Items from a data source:
· · ·

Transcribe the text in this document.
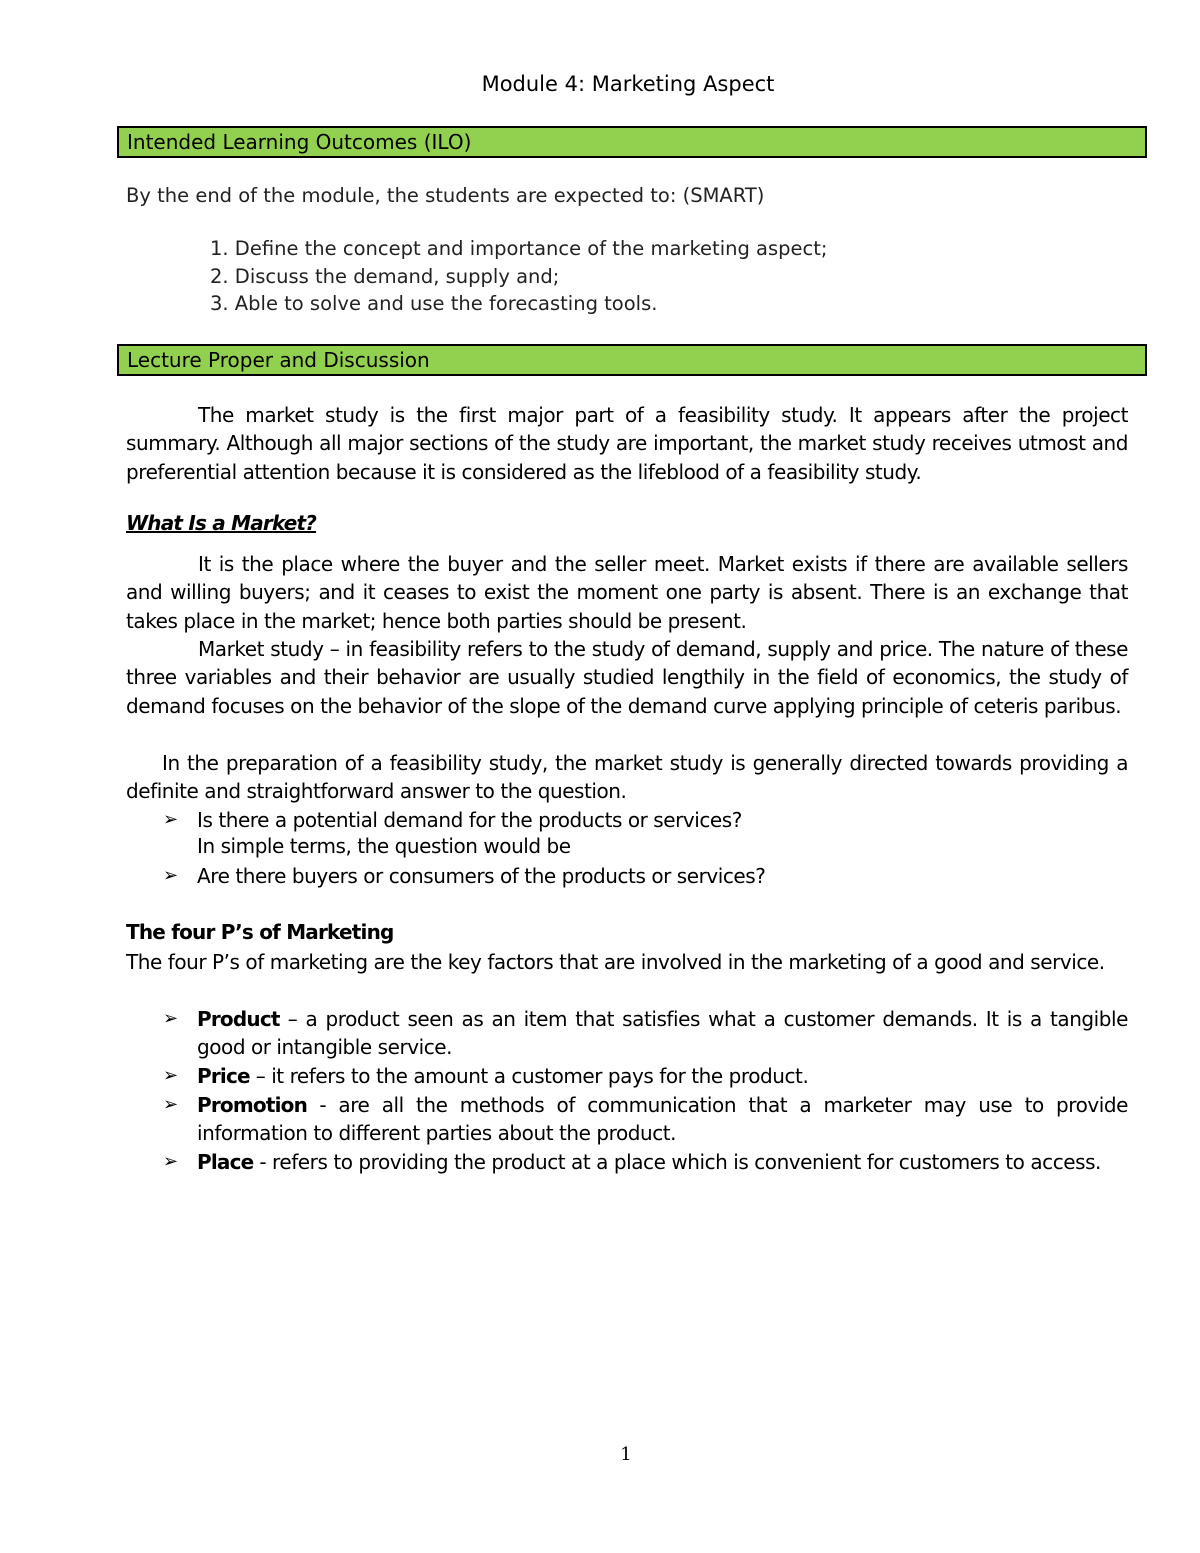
Module 4: Marketing Aspect
Intended Learning Outcomes (ILO)
By the end of the module, the students are expected to: (SMART)
1. Define the concept and importance of the marketing aspect;
2. Discuss the demand, supply and;
3. Able to solve and use the forecasting tools.
Lecture Proper and Discussion
The market study is the first major part of a feasibility study. It appears after the project summary. Although all major sections of the study are important, the market study receives utmost and preferential attention because it is considered as the lifeblood of a feasibility study.
What Is a Market?
It is the place where the buyer and the seller meet. Market exists if there are available sellers and willing buyers; and it ceases to exist the moment one party is absent. There is an exchange that takes place in the market; hence both parties should be present.
Market study – in feasibility refers to the study of demand, supply and price. The nature of these three variables and their behavior are usually studied lengthily in the field of economics, the study of demand focuses on the behavior of the slope of the demand curve applying principle of ceteris paribus.
In the preparation of a feasibility study, the market study is generally directed towards providing a definite and straightforward answer to the question.
➢ Is there a potential demand for the products or services?
In simple terms, the question would be
➢ Are there buyers or consumers of the products or services?
The four P’s of Marketing
The four P’s of marketing are the key factors that are involved in the marketing of a good and service.
➢ Product – a product seen as an item that satisfies what a customer demands. It is a tangible good or intangible service.
➢ Price – it refers to the amount a customer pays for the product.
➢ Promotion - are all the methods of communication that a marketer may use to provide information to different parties about the product.
➢ Place - refers to providing the product at a place which is convenient for customers to access.
1
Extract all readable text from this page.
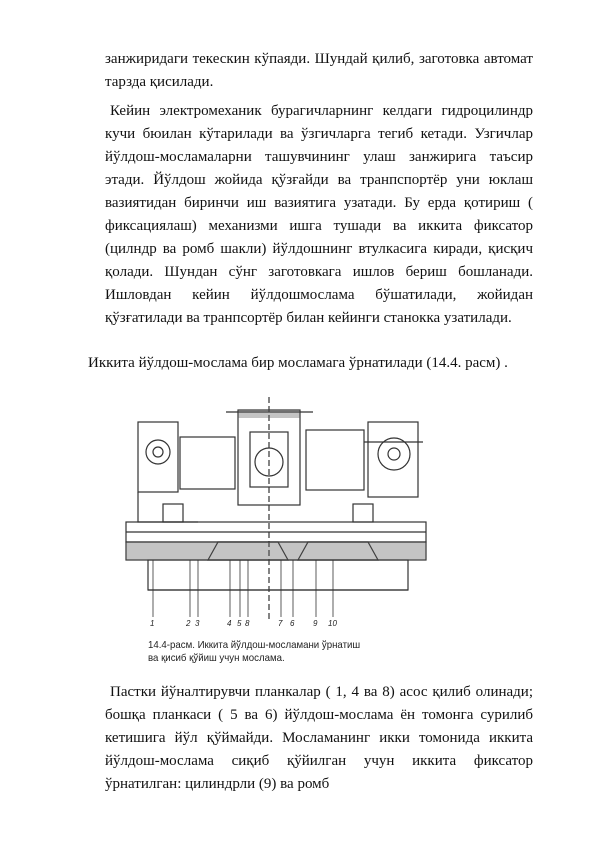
занжиридаги текескин кўпаяди. Шундай қилиб, заготовка автомат тарзда қисилади.

Кейин электромеханик бурагичларнинг келдаги гидроцилиндр кучи бюилан кўтарилади ва ўзгичларга тегиб кетади. Узгичлар йўлдош-мосламаларни ташувчининг улаш занжирига таъсир этади. Йўлдош жойида қўзғайди ва транпспортёр уни юклаш вазиятидан биринчи иш вазиятига узатади. Бу ерда қотириш ( фиксациялаш) механизми ишга тушади ва иккита фиксатор (цилндр ва ромб шакли) йўлдошнинг втулкасига киради, қисқич қолади. Шундан сўнг заготовкага ишлов бериш бошланади. Ишловдан кейин йўлдошмослама бўшатилади, жойидан қўзғатилади ва транпсортёр билан кейинги станокка узатилади.

Иккита йўлдош-мослама бир мосламага ўрнатилади (14.4. расм) .

1	2 3	4 5 8	7 6 9 10
14.4-расм. Иккита йўлдош-мосламани ўрнатиш
ва қисиб қўйиш учун мослама.

Пастки йўналтирувчи планкалар ( 1, 4 ва 8) асос қилиб олинади; бошқа планкаси ( 5 ва 6) йўлдош-мослама ён томонга сурилиб кетишига йўл қўймайди. Мосламанинг икки томонида иккита йўлдош-мослама сиқиб қўйилган учун иккита фиксатор ўрнатилган: цилиндрли (9) ва ромб
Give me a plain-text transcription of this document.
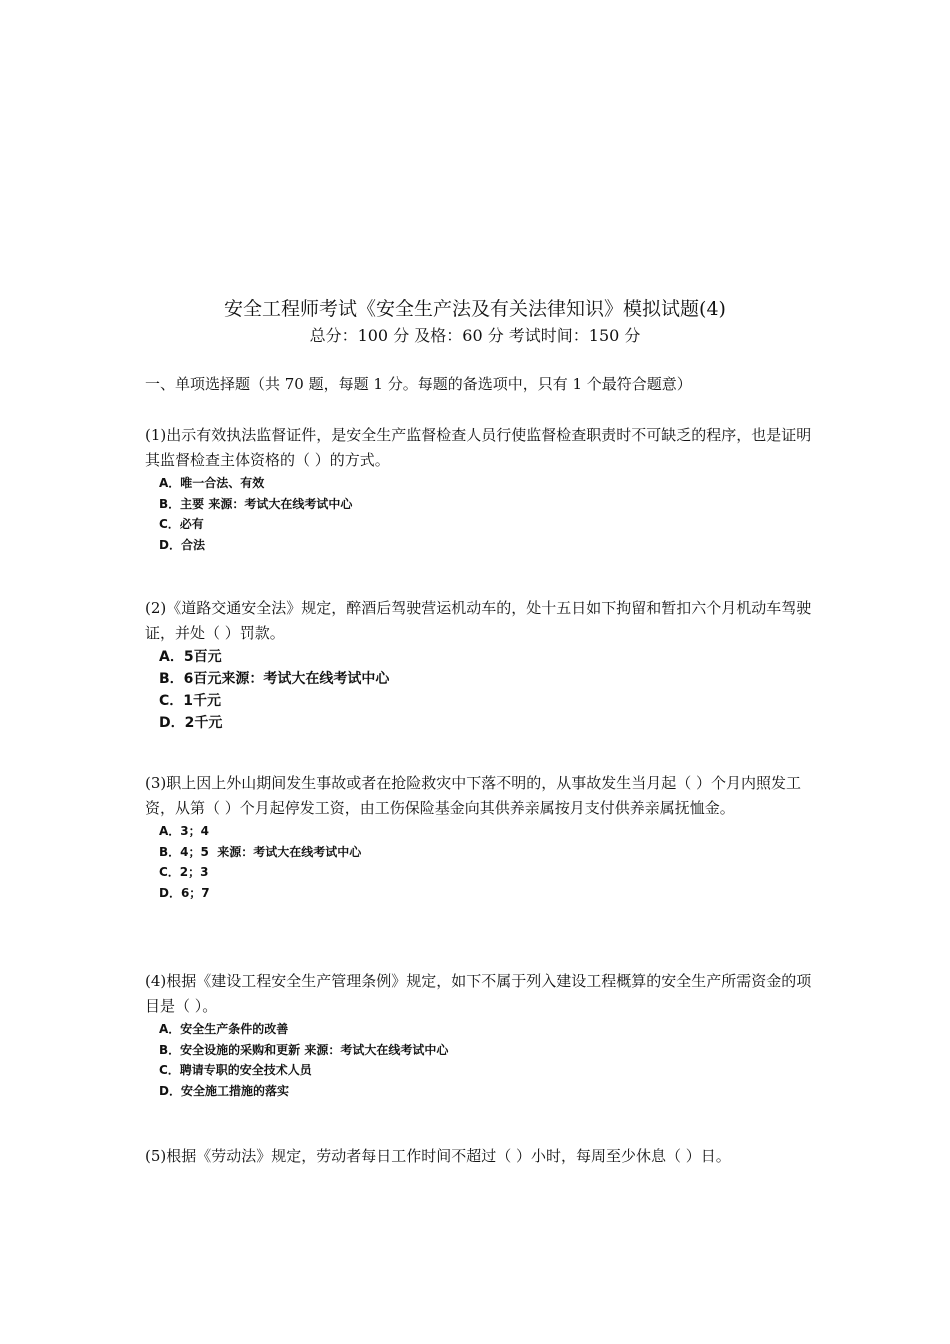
安全工程师考试《安全生产法及有关法律知识》模拟试题(4)
总分：100 分 及格：60 分 考试时间：150 分
一、单项选择题（共 70 题，每题 1 分。每题的备选项中，只有 1 个最符合题意）

(1)出示有效执法监督证件，是安全生产监督检查人员行使监督检查职责时不可缺乏的程序，也是证明其监督检查主体资格的（ ）的方式。

A．唯一合法、有效
B．主要 来源：考试大在线考试中心
C．必有
D．合法

(2)《道路交通安全法》规定，醉酒后驾驶营运机动车的，处十五日如下拘留和暂扣六个月机动车驾驶证，并处（ ）罚款。

A．5百元
B．6百元来源：考试大在线考试中心
C．1千元
D．2千元

(3)职上因上外山期间发生事故或者在抢险救灾中下落不明的，从事故发生当月起（ ）个月内照发工资，从第（ ）个月起停发工资，由工伤保险基金向其供养亲属按月支付供养亲属抚恤金。

A．3；4
B．4；5 来源：考试大在线考试中心
C．2；3
D．6；7

(4)根据《建设工程安全生产管理条例》规定，如下不属于列入建设工程概算的安全生产所需资金的项目是（ ）。

A．安全生产条件的改善
B．安全设施的采购和更新 来源：考试大在线考试中心
C．聘请专职的安全技术人员
D．安全施工措施的落实

(5)根据《劳动法》规定，劳动者每日工作时间不超过（ ）小时，每周至少休息（ ）日。
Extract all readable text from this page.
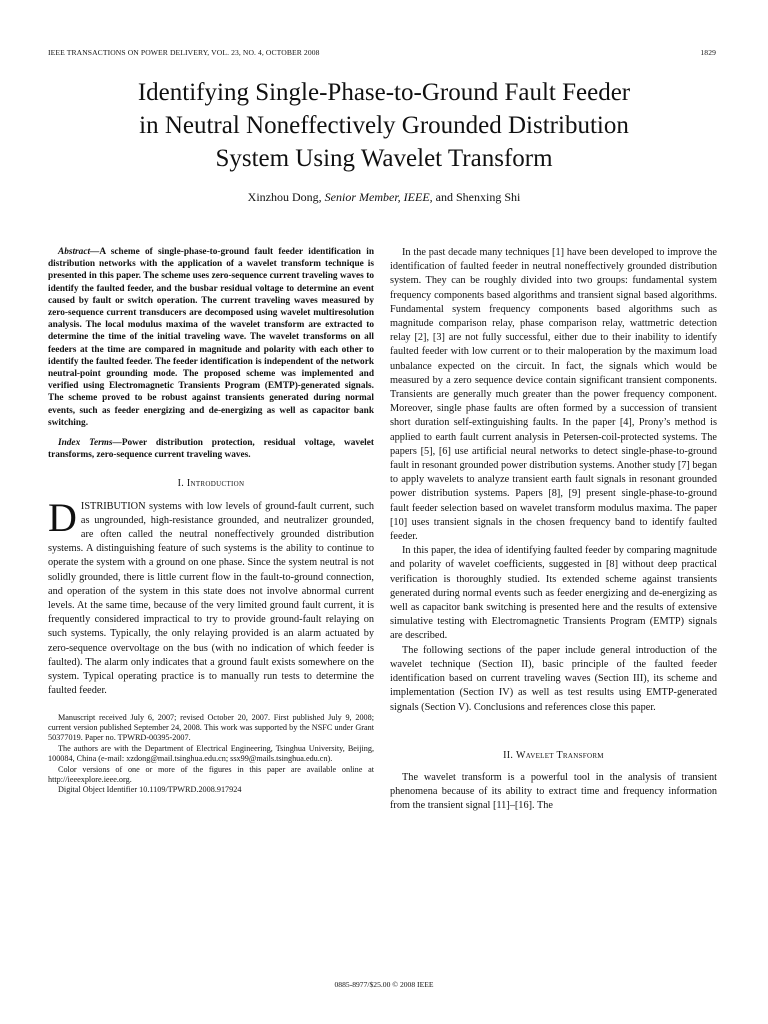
IEEE TRANSACTIONS ON POWER DELIVERY, VOL. 23, NO. 4, OCTOBER 2008	1829
Identifying Single-Phase-to-Ground Fault Feeder
in Neutral Noneffectively Grounded Distribution
System Using Wavelet Transform
Xinzhou Dong, Senior Member, IEEE, and Shenxing Shi

Abstract—A scheme of single-phase-to-ground fault feeder identification in distribution networks with the application of a wavelet transform technique is presented in this paper. The scheme uses zero-sequence current traveling waves to identify the faulted feeder, and the busbar residual voltage to determine an event caused by fault or switch operation. The current traveling waves measured by zero-sequence current transducers are decomposed using wavelet multiresolution analysis. The local modulus maxima of the wavelet transform are extracted to determine the time of the initial traveling wave. The wavelet transforms on all feeders at the time are compared in magnitude and polarity with each other to identify the faulted feeder. The feeder identification is independent of the network neutral-point grounding mode. The proposed scheme was implemented and verified using Electromagnetic Transients Program (EMTP)-generated signals. The scheme proved to be robust against transients generated during normal events, such as feeder energizing and de-energizing as well as capacitor bank switching.

Index Terms—Power distribution protection, residual voltage, wavelet transforms, zero-sequence current traveling waves.

I. Introduction

DISTRIBUTION systems with low levels of ground-fault current, such as ungrounded, high-resistance grounded, and neutralizer grounded, are often called the neutral noneffectively grounded distribution systems. A distinguishing feature of such systems is the ability to continue to operate the system with a ground on one phase. Since the system neutral is not solidly grounded, there is little current flow in the fault-to-ground connection, and operation of the system in this state does not involve abnormal current levels. At the same time, because of the very limited ground fault current, it is frequently considered impractical to try to provide ground-fault relaying on such systems. Typically, the only relaying provided is an alarm actuated by zero-sequence overvoltage on the bus (with no indication of which feeder is faulted). The alarm only indicates that a ground fault exists somewhere on the system. Typical operating practice is to manually run tests to determine the faulted feeder.

Manuscript received July 6, 2007; revised October 20, 2007. First published July 9, 2008; current version published September 24, 2008. This work was supported by the NSFC under Grant 50377019. Paper no. TPWRD-00395-2007.

The authors are with the Department of Electrical Engineering, Tsinghua University, Beijing, 100084, China (e-mail: xzdong@mail.tsinghua.edu.cn; ssx99@mails.tsinghua.edu.cn).

Color versions of one or more of the figures in this paper are available online at http://ieeexplore.ieee.org.

Digital Object Identifier 10.1109/TPWRD.2008.917924

In the past decade many techniques [1] have been developed to improve the identification of faulted feeder in neutral noneffectively grounded distribution system. They can be roughly divided into two groups: fundamental system frequency components based algorithms and transient signal based algorithms. Fundamental system frequency components based algorithms such as magnitude comparison relay, phase comparison relay, wattmetric detection relay [2], [3] are not fully successful, either due to their inability to identify faulted feeder with low current or to their maloperation by the maximum load unbalance expected on the circuit. In fact, the signals which would be measured by a zero sequence device contain significant transient components. Transients are generally much greater than the power frequency component. Moreover, single phase faults are often formed by a succession of transient short duration self-extinguishing faults. In the paper [4], Prony’s method is applied to earth fault current analysis in Petersen-coil-protected systems. The papers [5], [6] use artificial neural networks to detect single-phase-to-ground fault in resonant grounded power distribution systems. Another study [7] began to apply wavelets to analyze transient earth fault signals in resonant grounded power distribution systems. Papers [8], [9] present single-phase-to-ground fault feeder selection based on wavelet transform modulus maxima. The paper [10] uses transient signals in the chosen frequency band to identify faulted feeder.

In this paper, the idea of identifying faulted feeder by comparing magnitude and polarity of wavelet coefficients, suggested in [8] without deep practical verification is thoroughly studied. Its extended scheme against transients generated during normal events such as feeder energizing and de-energizing as well as capacitor bank switching is presented here and the results of extensive simulative testing with Electromagnetic Transients Program (EMTP) signals are described.

The following sections of the paper include general introduction of the wavelet technique (Section II), basic principle of the faulted feeder identification based on current traveling waves (Section III), its scheme and implementation (Section IV) as well as test results using EMTP-generated signals (Section V). Conclusions and references close this paper.

II. Wavelet Transform

The wavelet transform is a powerful tool in the analysis of transient phenomena because of its ability to extract time and frequency information from the transient signal [11]–[16]. The

0885-8977/$25.00 © 2008 IEEE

· · ·

▶ **THE REQUEST**
Find all lines holding the string "transforms" and copy them.

▶ **PROBLEM SOLUTION**
Abstract—A scheme of single-phase-to-ground fault feeder identification in distribution networks with the application of a wavelet transform technique is presented in this paper. The scheme uses zero-sequence current traveling waves to identify the faulted feeder, and the busbar residual voltage to determine an event caused by fault or switch operation. The current traveling waves measured by zero-sequence current transducers are decomposed using wavelet multiresolution analysis. The local modulus maxima of the wavelet transform are extracted to determine the time of the initial traveling wave. The wavelet transforms on all feeders at the time are compared in magnitude and polarity with each other to identify the faulted feeder. The feeder identification is independent of the network neutral-point grounding mode. The proposed scheme was implemented and verified using Electromagnetic Transients Program (EMTP)-generated signals. The scheme proved to be robust against transients generated during normal events, such as feeder energizing and de-energizing as well as capacitor bank switching.
Index Terms—Power distribution protection, residual voltage, wavelet transforms, zero-sequence current traveling waves.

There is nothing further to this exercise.